→ Stored data entries
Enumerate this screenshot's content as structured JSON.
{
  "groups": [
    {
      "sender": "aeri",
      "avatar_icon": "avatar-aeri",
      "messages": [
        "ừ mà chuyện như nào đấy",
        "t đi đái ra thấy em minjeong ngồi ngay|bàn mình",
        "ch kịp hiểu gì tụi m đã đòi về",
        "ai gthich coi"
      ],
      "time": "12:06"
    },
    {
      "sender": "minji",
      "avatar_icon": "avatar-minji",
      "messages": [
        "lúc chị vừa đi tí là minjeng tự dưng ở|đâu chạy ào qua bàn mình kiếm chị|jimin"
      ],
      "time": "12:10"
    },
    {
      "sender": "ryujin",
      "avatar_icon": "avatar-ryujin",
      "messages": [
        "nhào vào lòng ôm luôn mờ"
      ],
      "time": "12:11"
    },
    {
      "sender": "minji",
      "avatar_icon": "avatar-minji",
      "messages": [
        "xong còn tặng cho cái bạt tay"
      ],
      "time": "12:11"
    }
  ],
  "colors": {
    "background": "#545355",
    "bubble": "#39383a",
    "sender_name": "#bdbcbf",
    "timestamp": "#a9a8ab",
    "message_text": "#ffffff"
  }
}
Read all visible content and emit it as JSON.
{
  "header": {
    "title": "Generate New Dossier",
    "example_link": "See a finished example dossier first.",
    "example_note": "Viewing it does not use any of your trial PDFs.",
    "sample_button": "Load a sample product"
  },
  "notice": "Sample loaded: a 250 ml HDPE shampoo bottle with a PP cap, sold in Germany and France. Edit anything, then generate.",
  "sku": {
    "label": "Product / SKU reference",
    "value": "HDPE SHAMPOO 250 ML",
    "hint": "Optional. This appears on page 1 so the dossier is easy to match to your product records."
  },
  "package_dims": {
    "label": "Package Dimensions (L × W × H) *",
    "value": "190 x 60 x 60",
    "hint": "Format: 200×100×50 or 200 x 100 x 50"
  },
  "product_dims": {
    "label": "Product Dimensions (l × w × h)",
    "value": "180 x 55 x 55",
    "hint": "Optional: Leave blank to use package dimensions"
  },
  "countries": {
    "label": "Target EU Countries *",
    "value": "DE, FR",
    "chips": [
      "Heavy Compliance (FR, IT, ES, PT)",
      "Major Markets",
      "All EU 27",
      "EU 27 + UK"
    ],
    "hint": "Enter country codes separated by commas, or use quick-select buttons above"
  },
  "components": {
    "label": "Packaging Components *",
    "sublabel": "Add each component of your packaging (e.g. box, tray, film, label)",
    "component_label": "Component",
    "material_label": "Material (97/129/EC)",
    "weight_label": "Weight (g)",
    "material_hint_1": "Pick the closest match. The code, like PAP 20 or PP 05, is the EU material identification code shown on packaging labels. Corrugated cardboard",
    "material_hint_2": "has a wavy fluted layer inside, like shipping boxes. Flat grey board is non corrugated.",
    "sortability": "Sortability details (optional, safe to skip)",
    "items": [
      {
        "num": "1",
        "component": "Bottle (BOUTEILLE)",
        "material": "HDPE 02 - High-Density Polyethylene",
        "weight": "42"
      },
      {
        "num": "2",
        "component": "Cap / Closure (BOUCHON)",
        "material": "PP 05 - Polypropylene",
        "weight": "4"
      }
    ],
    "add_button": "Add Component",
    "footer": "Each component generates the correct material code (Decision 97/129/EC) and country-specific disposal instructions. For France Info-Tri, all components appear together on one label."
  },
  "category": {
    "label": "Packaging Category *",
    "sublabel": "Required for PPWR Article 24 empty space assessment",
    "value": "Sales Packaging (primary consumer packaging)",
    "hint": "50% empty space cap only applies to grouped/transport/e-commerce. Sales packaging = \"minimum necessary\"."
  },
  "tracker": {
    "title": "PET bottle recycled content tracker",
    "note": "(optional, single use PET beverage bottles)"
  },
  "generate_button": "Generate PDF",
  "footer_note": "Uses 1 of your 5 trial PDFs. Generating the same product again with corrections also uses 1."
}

→ Problem description
Copy out every line of the listing that includes the string "with".

→ Written solution
  "notice": "Sample loaded: a 250 ml HDPE shampoo bottle with a PP cap, sold in Germany and France. Edit anything, then generate.",
  "footer_note": "Uses 1 of your 5 trial PDFs. Generating the same product again with corrections also uses 1."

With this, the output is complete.